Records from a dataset

────────

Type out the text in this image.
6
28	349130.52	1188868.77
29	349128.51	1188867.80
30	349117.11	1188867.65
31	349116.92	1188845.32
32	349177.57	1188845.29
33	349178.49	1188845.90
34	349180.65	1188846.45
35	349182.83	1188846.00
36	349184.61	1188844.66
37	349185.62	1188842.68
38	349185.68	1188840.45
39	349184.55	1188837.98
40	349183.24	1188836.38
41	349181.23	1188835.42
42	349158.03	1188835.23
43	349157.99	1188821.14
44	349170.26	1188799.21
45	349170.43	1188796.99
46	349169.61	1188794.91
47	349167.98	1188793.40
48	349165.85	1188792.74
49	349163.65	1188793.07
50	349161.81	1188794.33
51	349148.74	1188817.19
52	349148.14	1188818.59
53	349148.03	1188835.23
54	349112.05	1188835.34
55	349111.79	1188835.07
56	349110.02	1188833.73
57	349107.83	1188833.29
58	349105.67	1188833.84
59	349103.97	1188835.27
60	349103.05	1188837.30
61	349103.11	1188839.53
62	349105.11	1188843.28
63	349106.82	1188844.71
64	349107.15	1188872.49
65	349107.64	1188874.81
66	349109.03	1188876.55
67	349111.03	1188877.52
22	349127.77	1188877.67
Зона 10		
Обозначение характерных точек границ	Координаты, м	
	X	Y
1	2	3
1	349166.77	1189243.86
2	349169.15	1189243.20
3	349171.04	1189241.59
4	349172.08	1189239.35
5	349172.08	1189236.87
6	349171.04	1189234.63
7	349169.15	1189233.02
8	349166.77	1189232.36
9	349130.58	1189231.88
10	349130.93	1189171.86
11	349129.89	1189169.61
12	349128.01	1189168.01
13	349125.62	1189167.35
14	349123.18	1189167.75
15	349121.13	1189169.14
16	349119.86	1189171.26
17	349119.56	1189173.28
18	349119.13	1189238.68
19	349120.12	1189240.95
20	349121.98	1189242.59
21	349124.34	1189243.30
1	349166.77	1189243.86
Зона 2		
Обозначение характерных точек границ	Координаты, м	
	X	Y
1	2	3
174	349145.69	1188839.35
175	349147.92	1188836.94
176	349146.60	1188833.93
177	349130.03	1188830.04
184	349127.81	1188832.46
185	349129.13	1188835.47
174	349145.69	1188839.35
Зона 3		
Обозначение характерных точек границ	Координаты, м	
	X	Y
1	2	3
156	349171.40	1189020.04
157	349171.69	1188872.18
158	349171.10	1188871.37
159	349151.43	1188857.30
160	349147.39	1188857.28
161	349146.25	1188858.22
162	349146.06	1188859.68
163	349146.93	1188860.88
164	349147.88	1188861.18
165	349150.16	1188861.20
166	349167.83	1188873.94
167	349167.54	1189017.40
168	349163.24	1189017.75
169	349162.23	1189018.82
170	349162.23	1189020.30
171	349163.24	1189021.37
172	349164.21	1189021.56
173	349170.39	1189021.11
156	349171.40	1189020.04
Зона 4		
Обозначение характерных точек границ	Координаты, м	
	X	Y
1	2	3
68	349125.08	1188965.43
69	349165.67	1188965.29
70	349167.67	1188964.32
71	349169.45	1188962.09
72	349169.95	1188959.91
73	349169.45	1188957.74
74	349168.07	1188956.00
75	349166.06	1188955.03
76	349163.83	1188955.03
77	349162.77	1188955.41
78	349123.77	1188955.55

────────

EXERCISE OBJECTIVE: Exactly as shown, repeat every record.

RESULT FOR THIS EXERCISE:
Type out the text in this image.
6
28	349130.52	1188868.77
29	349128.51	1188867.80
30	349117.11	1188867.65
31	349116.92	1188845.32
32	349177.57	1188845.29
33	349178.49	1188845.90
34	349180.65	1188846.45
35	349182.83	1188846.00
36	349184.61	1188844.66
37	349185.62	1188842.68
38	349185.68	1188840.45
39	349184.55	1188837.98
40	349183.24	1188836.38
41	349181.23	1188835.42
42	349158.03	1188835.23
43	349157.99	1188821.14
44	349170.26	1188799.21
45	349170.43	1188796.99
46	349169.61	1188794.91
47	349167.98	1188793.40
48	349165.85	1188792.74
49	349163.65	1188793.07
50	349161.81	1188794.33
51	349148.74	1188817.19
52	349148.14	1188818.59
53	349148.03	1188835.23
54	349112.05	1188835.34
55	349111.79	1188835.07
56	349110.02	1188833.73
57	349107.83	1188833.29
58	349105.67	1188833.84
59	349103.97	1188835.27
60	349103.05	1188837.30
61	349103.11	1188839.53
62	349105.11	1188843.28
63	349106.82	1188844.71
64	349107.15	1188872.49
65	349107.64	1188874.81
66	349109.03	1188876.55
67	349111.03	1188877.52
22	349127.77	1188877.67
Зона 10		
Обозначение характерных точек границ	Координаты, м	
	X	Y
1	2	3
1	349166.77	1189243.86
2	349169.15	1189243.20
3	349171.04	1189241.59
4	349172.08	1189239.35
5	349172.08	1189236.87
6	349171.04	1189234.63
7	349169.15	1189233.02
8	349166.77	1189232.36
9	349130.58	1189231.88
10	349130.93	1189171.86
11	349129.89	1189169.61
12	349128.01	1189168.01
13	349125.62	1189167.35
14	349123.18	1189167.75
15	349121.13	1189169.14
16	349119.86	1189171.26
17	349119.56	1189173.28
18	349119.13	1189238.68
19	349120.12	1189240.95
20	349121.98	1189242.59
21	349124.34	1189243.30
1	349166.77	1189243.86
Зона 2		
Обозначение характерных точек границ	Координаты, м	
	X	Y
1	2	3
174	349145.69	1188839.35
175	349147.92	1188836.94
176	349146.60	1188833.93
177	349130.03	1188830.04
184	349127.81	1188832.46
185	349129.13	1188835.47
174	349145.69	1188839.35
Зона 3		
Обозначение характерных точек границ	Координаты, м	
	X	Y
1	2	3
156	349171.40	1189020.04
157	349171.69	1188872.18
158	349171.10	1188871.37
159	349151.43	1188857.30
160	349147.39	1188857.28
161	349146.25	1188858.22
162	349146.06	1188859.68
163	349146.93	1188860.88
164	349147.88	1188861.18
165	349150.16	1188861.20
166	349167.83	1188873.94
167	349167.54	1189017.40
168	349163.24	1189017.75
169	349162.23	1189018.82
170	349162.23	1189020.30
171	349163.24	1189021.37
172	349164.21	1189021.56
173	349170.39	1189021.11
156	349171.40	1189020.04
Зона 4		
Обозначение характерных точек границ	Координаты, м	
	X	Y
1	2	3
68	349125.08	1188965.43
69	349165.67	1188965.29
70	349167.67	1188964.32
71	349169.45	1188962.09
72	349169.95	1188959.91
73	349169.45	1188957.74
74	349168.07	1188956.00
75	349166.06	1188955.03
76	349163.83	1188955.03
77	349162.77	1188955.41
78	349123.77	1188955.55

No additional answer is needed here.